─── Raw data ───

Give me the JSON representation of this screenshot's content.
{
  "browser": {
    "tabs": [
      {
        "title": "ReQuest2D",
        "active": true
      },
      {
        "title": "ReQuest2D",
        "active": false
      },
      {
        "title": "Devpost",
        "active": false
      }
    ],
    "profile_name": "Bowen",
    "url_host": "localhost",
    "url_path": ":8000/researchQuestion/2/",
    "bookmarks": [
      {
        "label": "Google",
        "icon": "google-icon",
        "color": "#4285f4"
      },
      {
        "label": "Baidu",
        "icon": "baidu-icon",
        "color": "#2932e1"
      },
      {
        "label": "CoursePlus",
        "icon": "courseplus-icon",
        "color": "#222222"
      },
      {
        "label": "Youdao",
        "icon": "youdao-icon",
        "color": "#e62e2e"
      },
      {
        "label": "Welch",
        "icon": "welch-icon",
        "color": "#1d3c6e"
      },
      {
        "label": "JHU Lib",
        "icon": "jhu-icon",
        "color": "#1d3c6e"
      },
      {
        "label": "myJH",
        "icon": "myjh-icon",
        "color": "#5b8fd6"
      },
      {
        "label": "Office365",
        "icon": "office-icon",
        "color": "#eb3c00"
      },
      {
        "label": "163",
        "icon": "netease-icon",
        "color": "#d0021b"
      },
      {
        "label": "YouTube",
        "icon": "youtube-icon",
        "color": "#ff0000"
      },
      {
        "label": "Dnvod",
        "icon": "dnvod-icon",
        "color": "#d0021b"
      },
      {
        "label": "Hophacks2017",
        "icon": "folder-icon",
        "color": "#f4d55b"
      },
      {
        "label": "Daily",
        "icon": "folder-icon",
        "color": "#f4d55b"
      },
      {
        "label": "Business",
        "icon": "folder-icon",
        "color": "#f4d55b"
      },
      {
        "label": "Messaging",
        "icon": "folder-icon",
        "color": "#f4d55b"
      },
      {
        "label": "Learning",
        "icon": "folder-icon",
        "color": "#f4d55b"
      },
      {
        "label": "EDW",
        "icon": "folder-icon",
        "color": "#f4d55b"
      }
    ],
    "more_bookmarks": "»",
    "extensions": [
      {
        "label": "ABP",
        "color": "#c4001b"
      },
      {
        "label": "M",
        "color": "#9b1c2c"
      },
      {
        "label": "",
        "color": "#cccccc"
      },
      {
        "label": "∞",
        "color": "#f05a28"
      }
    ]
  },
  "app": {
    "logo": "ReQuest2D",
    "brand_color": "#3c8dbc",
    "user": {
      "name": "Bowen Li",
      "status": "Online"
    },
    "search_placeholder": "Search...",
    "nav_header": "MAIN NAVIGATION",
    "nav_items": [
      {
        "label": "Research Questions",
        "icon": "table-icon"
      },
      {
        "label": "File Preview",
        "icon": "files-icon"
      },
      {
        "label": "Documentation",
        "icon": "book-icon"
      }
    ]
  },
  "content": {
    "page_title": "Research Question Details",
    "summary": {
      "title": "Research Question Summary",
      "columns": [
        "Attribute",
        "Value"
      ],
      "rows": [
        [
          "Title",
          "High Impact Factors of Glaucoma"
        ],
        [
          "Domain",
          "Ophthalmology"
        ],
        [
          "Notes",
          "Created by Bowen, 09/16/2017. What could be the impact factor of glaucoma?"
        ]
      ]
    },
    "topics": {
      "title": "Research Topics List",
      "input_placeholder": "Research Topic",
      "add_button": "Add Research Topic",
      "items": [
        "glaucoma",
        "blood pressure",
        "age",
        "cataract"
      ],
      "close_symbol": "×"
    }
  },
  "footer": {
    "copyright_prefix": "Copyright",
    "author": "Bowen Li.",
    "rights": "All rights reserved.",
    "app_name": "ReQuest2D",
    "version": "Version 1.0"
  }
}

───

Only the number is required: the count of lines containing the word "Bowen".

Correct answer:
4